> _Stored items_:
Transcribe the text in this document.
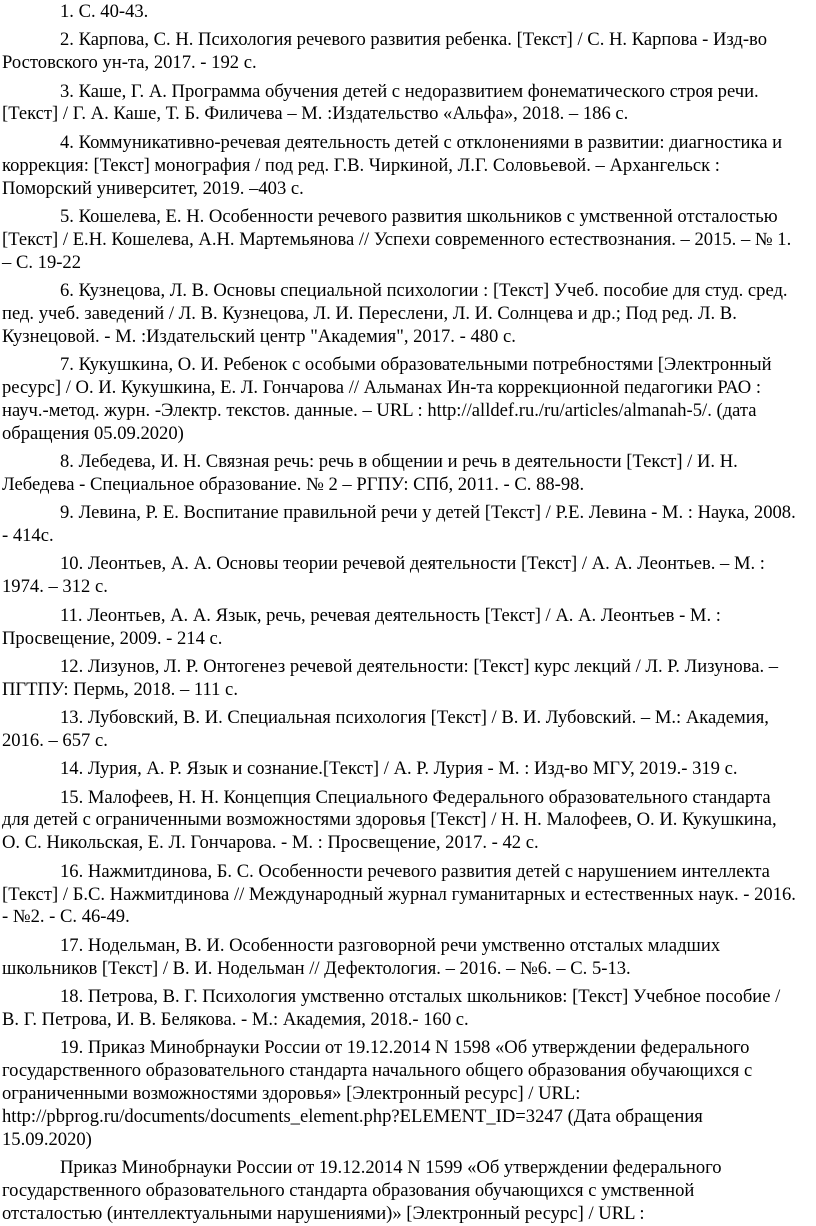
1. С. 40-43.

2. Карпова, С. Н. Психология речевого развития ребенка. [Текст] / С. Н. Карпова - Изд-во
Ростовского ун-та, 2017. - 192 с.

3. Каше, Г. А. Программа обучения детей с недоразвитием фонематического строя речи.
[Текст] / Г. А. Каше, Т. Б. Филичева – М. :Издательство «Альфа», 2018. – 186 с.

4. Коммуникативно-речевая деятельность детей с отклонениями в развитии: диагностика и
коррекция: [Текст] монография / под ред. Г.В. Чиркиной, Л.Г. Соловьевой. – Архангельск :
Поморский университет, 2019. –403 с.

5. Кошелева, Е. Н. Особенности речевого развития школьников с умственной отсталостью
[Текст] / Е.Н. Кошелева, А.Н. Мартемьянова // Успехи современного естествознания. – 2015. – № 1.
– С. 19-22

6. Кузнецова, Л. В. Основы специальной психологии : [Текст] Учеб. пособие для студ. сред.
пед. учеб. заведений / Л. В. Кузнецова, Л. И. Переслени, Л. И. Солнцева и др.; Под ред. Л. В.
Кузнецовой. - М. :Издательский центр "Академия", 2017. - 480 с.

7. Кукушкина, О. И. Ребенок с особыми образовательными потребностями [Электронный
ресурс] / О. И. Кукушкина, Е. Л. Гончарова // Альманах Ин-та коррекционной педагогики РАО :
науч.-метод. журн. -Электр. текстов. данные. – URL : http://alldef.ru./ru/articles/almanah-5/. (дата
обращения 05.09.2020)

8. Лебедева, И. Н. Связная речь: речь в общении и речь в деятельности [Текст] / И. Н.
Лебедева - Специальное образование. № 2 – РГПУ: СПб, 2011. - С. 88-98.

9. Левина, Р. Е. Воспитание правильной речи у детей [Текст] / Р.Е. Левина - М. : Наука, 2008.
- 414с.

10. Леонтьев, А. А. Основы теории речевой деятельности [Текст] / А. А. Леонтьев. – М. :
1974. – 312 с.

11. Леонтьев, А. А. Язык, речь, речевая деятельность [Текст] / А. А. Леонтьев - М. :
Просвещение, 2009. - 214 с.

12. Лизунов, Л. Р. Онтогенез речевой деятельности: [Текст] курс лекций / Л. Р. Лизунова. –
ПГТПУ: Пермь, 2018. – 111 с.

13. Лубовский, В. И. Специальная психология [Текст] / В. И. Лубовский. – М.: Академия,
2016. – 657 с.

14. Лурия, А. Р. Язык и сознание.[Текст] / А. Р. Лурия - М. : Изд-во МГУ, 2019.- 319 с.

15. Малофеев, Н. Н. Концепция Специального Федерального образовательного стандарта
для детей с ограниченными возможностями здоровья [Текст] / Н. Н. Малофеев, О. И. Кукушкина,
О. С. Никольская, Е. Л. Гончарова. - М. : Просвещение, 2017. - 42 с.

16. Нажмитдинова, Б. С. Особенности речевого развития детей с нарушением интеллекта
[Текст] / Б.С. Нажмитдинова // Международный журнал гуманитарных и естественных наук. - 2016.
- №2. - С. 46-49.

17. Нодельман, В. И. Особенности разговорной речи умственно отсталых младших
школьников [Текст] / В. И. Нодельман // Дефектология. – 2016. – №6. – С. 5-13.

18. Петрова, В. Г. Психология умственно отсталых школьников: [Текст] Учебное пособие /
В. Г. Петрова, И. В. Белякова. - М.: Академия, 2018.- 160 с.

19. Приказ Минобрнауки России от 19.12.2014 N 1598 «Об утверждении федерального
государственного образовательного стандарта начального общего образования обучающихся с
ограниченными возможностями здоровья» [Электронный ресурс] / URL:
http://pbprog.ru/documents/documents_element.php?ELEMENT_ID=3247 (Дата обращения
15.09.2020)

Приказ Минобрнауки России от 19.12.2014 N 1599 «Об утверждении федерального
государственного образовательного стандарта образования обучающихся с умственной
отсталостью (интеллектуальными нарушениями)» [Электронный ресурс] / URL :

==

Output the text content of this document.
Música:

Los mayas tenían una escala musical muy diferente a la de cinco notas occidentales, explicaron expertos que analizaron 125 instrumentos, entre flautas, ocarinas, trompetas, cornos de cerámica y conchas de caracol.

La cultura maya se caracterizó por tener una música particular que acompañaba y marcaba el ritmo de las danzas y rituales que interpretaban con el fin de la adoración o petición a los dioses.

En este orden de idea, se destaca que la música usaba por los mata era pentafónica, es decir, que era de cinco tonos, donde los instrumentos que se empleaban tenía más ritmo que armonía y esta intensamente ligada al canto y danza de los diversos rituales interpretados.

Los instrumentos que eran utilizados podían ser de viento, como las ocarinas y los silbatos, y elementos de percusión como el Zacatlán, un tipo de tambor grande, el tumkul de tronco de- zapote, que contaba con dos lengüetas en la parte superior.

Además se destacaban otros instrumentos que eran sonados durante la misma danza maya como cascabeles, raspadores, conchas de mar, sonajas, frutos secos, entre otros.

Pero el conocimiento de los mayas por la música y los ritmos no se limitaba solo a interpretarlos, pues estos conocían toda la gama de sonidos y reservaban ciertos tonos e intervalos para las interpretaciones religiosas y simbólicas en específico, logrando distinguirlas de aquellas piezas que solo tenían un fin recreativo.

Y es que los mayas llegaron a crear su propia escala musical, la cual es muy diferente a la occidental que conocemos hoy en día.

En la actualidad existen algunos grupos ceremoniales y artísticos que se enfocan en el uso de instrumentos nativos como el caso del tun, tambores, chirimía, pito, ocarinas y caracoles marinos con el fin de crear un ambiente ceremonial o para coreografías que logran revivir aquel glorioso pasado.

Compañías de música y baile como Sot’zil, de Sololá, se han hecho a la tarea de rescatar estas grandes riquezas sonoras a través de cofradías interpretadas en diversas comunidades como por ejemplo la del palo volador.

> _STATED TASK_: Identify the lines in the entries above that contain "Академия", then copy them out.

> _SOLVED EXERCISE_:
Кузнецовой. - М. :Издательский центр "Академия", 2017. - 480 с.
13. Лубовский, В. И. Специальная психология [Текст] / В. И. Лубовский. – М.: Академия,
В. Г. Петрова, И. В. Белякова. - М.: Академия, 2018.- 160 с.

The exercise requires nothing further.